Written problem. Lines containing the word "sure" should be extracted in full.

Items from a dataset.
◆ ◆ ◆ ◆ ◆ ◆ ◆
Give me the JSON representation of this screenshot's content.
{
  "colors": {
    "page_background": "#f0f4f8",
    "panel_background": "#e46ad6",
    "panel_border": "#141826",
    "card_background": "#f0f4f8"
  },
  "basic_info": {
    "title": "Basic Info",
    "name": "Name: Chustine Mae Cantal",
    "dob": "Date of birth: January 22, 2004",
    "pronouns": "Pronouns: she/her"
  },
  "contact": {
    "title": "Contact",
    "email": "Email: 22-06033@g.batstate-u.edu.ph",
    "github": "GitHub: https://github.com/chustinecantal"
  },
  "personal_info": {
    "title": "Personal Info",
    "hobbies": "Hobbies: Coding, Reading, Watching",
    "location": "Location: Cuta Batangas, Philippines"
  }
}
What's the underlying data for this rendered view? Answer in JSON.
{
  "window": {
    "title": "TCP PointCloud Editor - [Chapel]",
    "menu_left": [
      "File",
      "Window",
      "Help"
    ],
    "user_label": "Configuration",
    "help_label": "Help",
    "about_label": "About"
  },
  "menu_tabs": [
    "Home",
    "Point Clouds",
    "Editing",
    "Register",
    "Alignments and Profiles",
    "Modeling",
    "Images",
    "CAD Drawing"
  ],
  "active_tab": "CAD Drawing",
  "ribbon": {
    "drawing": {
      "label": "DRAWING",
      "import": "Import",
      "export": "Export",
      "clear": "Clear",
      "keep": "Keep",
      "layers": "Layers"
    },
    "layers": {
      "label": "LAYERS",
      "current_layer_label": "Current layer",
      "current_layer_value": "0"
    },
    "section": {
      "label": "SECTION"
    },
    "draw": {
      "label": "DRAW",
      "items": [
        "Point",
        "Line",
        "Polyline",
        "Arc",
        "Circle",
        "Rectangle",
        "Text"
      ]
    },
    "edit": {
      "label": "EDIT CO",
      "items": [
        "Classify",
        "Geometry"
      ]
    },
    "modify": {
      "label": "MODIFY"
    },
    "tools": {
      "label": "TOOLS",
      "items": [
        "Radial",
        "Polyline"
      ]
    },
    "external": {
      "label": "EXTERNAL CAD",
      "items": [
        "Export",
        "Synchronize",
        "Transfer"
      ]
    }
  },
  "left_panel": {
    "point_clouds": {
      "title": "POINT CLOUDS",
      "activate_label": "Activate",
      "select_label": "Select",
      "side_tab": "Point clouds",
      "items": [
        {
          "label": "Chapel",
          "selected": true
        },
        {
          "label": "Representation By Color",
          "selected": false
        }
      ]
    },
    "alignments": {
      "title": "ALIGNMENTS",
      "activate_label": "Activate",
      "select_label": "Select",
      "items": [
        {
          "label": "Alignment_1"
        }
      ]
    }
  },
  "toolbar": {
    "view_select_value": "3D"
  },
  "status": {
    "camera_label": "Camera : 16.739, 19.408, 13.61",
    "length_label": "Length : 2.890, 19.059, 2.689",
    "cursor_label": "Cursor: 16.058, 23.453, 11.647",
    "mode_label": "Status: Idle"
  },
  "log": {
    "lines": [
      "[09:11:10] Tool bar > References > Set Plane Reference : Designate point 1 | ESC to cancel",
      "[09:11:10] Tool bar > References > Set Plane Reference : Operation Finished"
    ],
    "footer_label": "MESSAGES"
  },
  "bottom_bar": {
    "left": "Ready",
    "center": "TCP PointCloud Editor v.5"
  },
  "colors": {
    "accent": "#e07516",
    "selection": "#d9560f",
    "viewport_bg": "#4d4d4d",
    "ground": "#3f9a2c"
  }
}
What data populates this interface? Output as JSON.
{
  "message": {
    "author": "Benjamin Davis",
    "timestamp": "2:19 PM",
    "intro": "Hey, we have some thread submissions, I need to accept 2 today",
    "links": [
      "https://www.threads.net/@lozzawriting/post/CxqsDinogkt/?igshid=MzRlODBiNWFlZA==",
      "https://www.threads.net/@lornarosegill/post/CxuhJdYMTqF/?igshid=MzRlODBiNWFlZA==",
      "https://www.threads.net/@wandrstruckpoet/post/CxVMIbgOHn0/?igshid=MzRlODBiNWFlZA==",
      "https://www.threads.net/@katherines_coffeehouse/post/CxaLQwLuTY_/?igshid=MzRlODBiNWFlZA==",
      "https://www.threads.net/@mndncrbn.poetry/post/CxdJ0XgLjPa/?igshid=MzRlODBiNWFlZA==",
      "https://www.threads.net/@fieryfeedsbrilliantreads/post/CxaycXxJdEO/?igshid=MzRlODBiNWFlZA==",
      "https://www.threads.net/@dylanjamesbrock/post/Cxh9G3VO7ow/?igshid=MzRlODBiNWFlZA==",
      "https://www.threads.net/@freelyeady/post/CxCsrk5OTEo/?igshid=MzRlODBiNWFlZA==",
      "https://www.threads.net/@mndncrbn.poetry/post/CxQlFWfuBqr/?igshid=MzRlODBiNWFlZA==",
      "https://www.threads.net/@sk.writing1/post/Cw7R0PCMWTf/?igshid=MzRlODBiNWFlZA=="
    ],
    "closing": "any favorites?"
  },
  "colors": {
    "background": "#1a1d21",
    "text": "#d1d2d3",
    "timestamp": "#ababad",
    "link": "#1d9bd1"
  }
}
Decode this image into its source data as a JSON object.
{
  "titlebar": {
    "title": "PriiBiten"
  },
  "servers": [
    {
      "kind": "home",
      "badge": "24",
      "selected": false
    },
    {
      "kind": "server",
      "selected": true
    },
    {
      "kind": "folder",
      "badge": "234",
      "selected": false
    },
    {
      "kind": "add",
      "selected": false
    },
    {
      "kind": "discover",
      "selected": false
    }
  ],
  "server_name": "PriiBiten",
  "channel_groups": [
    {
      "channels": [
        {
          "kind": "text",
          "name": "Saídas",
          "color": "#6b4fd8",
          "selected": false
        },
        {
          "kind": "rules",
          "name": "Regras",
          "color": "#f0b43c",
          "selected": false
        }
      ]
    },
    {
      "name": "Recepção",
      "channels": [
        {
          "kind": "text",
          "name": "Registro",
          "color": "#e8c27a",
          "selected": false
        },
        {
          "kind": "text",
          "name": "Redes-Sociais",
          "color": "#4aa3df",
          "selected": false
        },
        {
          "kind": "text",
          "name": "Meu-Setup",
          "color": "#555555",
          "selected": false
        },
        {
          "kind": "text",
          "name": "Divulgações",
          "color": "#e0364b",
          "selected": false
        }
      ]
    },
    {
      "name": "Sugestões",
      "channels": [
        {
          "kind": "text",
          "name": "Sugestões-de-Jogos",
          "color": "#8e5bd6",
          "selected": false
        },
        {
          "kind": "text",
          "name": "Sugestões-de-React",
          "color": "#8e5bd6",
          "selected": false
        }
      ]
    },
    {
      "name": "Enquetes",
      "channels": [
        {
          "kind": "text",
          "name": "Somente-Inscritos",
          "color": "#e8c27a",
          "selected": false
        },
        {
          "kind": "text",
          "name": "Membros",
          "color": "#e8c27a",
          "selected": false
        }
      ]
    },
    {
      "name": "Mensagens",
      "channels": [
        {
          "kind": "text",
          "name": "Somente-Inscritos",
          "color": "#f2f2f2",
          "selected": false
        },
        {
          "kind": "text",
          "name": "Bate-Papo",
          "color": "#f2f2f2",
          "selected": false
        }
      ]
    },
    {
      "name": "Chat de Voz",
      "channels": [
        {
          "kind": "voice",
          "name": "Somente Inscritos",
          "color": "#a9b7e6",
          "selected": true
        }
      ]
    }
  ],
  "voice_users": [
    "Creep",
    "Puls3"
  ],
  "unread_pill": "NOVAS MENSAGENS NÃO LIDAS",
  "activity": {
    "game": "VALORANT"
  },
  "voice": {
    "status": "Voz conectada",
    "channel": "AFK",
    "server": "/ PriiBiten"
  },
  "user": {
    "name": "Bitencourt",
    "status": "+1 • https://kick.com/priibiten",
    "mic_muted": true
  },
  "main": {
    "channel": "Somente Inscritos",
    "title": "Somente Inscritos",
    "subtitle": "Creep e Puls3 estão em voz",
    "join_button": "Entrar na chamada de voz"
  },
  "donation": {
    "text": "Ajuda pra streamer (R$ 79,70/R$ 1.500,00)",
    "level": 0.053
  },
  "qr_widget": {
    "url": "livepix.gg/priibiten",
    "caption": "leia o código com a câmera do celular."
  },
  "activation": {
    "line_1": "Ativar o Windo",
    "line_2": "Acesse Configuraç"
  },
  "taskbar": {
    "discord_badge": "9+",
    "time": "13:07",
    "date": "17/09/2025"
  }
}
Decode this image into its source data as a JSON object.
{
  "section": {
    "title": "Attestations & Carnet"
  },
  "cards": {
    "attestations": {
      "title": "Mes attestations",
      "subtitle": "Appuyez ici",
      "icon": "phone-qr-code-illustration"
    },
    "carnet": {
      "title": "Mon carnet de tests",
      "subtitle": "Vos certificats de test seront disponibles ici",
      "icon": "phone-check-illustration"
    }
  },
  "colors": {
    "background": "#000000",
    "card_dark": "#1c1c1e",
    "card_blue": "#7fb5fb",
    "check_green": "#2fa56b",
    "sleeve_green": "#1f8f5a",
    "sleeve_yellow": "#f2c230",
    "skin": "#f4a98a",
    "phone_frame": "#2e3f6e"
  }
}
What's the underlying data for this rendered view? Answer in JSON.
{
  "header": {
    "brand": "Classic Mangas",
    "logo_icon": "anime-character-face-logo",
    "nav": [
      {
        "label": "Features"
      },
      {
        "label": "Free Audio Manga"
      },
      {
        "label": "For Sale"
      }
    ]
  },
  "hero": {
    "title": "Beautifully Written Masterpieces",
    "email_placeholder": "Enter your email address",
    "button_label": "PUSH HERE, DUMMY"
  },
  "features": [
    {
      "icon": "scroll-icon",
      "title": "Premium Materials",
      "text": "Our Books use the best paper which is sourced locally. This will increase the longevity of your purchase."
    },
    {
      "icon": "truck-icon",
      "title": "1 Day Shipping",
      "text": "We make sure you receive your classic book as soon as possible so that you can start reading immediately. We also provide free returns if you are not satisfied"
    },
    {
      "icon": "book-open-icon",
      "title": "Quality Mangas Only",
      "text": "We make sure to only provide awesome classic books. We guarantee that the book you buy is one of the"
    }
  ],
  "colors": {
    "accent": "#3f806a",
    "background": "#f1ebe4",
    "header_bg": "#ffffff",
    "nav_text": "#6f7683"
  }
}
◆ ◆ ◆ ◆ ◆ ◆ ◆
Written solution.
      "text": "We make sure you receive your classic book as soon as possible so that you can start reading immediately. We also provide free returns if you are not satisfied"
      "text": "We make sure to only provide awesome classic books. We guarantee that the book you buy is one of the"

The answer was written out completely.